Exercise :: Check every line below for the string "Shoulder", and copy the lines that contain it.

◆ ◆ ◆ ◆ ◆ ◆ ◆

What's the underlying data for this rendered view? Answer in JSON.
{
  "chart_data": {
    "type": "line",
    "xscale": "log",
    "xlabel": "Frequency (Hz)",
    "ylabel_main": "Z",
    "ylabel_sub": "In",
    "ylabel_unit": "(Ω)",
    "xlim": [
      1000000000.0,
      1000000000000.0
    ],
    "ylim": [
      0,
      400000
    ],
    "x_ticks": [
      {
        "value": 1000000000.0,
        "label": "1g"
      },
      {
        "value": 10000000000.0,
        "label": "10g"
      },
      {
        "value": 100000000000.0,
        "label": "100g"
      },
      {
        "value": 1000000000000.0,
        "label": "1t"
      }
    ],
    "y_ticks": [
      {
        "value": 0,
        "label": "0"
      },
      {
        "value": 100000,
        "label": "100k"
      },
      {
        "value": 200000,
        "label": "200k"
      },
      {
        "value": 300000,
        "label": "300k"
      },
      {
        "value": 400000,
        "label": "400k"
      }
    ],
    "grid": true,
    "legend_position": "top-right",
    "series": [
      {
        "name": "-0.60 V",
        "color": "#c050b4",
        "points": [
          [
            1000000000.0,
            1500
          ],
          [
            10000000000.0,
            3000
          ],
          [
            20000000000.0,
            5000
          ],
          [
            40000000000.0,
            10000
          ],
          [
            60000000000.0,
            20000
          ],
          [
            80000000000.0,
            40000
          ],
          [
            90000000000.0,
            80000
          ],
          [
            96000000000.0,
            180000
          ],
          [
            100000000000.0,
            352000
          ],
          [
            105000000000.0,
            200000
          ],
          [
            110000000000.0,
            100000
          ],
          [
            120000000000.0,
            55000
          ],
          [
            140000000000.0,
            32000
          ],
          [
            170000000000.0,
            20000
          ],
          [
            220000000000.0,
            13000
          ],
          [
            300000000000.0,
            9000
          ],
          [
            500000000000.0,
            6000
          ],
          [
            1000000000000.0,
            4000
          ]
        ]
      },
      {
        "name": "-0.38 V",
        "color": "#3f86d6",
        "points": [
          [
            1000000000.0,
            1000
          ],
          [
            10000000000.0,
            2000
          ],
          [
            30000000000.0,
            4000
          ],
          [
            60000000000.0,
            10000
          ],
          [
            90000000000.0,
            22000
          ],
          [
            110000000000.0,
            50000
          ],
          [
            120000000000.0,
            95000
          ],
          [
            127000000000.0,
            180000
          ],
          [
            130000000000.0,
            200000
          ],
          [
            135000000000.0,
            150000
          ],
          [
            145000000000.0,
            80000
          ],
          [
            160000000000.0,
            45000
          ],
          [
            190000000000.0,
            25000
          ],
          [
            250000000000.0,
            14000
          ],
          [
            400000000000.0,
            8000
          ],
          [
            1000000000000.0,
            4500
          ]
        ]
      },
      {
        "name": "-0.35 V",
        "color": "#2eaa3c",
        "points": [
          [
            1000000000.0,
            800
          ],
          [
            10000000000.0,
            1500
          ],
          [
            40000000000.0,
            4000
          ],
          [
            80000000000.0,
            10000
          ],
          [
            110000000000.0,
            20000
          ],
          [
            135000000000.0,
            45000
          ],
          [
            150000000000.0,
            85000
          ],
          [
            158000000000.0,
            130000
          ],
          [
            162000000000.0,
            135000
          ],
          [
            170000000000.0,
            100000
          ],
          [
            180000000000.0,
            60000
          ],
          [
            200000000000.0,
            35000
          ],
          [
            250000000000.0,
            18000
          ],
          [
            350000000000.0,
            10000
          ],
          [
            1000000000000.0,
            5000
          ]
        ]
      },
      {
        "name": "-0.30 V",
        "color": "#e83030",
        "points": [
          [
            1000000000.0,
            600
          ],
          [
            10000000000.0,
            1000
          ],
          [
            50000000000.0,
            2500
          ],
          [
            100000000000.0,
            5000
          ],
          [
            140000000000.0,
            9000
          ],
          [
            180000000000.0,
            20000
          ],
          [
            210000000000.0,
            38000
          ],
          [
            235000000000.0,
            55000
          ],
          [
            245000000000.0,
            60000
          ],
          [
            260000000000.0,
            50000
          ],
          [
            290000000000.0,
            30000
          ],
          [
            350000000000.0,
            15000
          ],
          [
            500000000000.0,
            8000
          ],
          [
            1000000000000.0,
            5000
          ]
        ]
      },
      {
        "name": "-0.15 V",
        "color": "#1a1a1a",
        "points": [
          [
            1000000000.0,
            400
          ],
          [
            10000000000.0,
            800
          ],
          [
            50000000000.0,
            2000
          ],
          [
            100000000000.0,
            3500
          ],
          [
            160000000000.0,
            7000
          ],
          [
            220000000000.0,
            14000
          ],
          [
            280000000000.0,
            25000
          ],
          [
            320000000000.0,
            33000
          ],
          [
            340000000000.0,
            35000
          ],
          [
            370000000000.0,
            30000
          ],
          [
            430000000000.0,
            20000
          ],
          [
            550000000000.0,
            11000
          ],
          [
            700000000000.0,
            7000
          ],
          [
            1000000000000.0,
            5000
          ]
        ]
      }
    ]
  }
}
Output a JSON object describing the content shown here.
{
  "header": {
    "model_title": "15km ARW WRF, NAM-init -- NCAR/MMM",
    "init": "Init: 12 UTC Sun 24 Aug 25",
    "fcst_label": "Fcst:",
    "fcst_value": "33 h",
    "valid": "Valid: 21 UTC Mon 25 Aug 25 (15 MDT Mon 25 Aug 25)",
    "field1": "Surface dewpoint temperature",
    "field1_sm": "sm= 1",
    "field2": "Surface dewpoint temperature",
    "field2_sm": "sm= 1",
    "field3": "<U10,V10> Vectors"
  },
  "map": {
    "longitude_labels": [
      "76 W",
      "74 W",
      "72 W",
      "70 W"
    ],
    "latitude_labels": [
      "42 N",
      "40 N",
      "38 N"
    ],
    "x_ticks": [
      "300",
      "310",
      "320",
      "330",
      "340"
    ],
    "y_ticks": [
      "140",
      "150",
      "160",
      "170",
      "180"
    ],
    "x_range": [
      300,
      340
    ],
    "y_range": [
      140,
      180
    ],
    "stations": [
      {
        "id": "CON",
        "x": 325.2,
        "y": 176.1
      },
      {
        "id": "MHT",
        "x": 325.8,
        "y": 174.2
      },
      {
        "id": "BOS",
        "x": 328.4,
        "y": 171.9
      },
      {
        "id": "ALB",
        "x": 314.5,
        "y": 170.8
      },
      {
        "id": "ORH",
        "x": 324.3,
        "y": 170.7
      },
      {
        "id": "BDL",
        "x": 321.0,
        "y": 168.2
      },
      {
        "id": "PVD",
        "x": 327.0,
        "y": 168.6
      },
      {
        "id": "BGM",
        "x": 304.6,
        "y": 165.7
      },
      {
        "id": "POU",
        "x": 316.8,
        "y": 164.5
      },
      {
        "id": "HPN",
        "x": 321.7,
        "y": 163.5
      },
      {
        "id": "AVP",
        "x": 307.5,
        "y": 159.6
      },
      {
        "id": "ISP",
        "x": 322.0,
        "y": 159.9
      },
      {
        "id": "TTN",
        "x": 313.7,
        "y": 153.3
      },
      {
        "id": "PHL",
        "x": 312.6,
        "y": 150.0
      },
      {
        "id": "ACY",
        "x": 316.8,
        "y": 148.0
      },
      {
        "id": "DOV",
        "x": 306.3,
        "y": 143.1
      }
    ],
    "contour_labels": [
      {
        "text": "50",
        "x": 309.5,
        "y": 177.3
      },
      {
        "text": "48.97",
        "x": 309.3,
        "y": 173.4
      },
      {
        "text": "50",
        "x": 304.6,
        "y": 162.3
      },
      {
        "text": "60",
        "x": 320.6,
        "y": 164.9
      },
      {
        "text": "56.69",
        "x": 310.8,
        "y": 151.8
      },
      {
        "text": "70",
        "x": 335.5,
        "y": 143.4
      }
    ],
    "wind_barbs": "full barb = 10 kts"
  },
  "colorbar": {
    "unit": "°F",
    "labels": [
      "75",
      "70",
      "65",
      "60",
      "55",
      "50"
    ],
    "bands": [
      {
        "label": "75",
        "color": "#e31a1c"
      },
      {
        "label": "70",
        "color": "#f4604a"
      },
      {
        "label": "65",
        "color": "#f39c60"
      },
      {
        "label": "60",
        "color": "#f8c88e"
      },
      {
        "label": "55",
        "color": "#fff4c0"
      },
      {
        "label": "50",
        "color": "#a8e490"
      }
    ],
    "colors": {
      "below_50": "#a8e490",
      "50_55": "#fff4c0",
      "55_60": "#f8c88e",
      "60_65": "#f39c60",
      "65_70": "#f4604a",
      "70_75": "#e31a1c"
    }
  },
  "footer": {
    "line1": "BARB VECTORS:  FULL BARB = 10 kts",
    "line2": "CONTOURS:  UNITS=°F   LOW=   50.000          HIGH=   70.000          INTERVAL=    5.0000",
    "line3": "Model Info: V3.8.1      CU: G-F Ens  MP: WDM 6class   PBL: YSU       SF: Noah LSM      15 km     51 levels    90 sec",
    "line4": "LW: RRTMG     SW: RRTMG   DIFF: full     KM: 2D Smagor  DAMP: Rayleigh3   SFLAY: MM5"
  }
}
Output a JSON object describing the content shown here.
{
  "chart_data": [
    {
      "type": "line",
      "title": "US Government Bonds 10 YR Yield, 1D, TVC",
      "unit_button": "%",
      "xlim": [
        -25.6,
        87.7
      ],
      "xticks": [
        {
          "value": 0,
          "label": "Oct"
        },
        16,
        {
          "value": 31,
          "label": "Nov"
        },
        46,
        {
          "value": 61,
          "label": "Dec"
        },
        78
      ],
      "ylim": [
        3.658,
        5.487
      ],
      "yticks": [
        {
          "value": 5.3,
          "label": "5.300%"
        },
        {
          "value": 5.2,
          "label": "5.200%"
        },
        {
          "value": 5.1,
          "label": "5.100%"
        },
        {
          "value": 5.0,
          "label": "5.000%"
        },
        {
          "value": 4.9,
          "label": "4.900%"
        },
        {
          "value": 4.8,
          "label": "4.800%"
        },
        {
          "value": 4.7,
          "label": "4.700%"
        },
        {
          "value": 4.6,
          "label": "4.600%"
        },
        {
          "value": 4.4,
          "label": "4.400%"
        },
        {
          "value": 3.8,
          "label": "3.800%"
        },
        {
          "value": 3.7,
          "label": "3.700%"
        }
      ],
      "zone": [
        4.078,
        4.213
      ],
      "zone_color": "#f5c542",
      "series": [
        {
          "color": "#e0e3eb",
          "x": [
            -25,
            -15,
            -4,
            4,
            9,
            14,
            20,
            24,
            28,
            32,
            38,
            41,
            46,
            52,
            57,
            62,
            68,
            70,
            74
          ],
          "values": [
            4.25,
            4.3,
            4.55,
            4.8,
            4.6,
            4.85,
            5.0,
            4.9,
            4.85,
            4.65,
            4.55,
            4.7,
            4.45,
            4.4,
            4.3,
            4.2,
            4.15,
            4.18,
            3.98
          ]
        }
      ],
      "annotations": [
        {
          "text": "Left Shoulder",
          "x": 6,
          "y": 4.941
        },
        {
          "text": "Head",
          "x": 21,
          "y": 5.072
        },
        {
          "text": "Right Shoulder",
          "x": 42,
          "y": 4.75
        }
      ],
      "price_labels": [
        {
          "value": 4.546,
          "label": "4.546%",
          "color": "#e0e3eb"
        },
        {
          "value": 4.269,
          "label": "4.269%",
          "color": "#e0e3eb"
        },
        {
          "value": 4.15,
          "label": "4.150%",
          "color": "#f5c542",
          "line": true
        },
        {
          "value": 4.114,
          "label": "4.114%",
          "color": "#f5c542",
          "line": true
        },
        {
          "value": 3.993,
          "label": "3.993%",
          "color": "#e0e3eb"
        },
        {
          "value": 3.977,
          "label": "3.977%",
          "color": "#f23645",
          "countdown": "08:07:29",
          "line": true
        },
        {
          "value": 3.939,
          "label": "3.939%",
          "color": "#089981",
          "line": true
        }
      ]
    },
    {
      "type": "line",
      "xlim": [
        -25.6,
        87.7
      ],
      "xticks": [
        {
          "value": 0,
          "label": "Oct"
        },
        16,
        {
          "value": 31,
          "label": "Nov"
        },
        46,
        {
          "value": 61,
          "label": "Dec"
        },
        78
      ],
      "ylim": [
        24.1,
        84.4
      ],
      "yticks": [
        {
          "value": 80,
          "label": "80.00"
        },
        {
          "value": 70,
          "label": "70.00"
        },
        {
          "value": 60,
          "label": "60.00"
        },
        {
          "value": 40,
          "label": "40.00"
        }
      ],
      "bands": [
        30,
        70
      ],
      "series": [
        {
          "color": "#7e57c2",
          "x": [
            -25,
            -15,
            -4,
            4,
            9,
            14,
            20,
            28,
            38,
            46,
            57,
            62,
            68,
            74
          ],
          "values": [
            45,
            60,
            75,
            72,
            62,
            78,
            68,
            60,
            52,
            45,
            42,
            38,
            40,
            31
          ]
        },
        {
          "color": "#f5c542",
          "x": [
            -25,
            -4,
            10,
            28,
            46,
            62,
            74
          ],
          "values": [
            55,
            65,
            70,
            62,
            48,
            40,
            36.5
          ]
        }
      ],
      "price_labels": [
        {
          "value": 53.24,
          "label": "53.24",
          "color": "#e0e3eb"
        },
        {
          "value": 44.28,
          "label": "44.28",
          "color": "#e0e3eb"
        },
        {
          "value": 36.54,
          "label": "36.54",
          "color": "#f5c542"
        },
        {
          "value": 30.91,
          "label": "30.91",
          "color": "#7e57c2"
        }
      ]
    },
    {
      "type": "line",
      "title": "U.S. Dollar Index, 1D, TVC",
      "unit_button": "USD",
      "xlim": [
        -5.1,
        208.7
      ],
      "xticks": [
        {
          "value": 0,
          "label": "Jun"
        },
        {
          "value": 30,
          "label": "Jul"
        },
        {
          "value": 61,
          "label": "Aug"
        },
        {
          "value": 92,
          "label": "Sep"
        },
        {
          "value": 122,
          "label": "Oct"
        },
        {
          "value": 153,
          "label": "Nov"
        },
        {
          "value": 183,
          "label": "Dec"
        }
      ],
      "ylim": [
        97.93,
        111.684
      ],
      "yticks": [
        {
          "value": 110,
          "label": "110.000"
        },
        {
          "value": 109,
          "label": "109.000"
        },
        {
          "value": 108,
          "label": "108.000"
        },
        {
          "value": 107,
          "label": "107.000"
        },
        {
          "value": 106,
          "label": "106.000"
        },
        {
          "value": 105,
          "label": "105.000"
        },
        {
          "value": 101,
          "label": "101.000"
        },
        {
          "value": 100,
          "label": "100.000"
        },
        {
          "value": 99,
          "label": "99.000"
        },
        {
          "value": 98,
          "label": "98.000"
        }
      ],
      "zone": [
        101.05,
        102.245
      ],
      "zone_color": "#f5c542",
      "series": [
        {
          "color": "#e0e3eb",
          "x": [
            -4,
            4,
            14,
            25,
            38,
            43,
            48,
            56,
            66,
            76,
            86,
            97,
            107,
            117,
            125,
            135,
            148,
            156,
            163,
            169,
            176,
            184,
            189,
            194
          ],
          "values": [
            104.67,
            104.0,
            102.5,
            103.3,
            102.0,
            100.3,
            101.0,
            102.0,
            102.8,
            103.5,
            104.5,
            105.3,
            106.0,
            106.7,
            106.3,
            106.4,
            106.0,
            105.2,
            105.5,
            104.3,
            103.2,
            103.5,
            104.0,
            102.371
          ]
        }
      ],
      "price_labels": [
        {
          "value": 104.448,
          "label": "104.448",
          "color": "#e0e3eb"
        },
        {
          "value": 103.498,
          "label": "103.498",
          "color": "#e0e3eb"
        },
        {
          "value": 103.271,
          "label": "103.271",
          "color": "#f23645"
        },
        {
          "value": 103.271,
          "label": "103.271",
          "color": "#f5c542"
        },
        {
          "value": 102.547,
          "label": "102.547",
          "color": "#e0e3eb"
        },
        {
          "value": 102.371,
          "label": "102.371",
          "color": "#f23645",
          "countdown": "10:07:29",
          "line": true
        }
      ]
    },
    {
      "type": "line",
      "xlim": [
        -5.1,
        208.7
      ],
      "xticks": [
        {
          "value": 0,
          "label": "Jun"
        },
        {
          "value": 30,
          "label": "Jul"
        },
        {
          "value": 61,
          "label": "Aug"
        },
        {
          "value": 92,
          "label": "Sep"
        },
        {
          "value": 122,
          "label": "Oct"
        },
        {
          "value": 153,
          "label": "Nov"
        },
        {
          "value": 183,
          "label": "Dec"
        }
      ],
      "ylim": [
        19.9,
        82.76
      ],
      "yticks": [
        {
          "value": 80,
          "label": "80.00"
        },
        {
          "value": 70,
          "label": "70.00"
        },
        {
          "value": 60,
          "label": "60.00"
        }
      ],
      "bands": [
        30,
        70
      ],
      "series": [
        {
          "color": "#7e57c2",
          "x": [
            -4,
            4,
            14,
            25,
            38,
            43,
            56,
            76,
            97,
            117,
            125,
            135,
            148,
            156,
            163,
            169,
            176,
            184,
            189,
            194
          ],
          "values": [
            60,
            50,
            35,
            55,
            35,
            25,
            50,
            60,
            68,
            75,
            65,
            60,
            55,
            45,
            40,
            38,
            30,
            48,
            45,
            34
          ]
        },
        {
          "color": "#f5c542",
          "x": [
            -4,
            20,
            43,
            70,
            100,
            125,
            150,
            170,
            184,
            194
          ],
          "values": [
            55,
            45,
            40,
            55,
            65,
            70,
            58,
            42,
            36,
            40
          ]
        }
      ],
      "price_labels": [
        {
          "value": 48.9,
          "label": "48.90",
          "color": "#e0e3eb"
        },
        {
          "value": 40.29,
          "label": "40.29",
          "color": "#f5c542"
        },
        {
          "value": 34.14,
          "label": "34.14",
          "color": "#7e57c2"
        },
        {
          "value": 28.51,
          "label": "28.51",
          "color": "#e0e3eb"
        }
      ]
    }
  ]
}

◆ ◆ ◆ ◆ ◆ ◆ ◆

Exercise response ::
          "text": "Left Shoulder",
          "text": "Right Shoulder",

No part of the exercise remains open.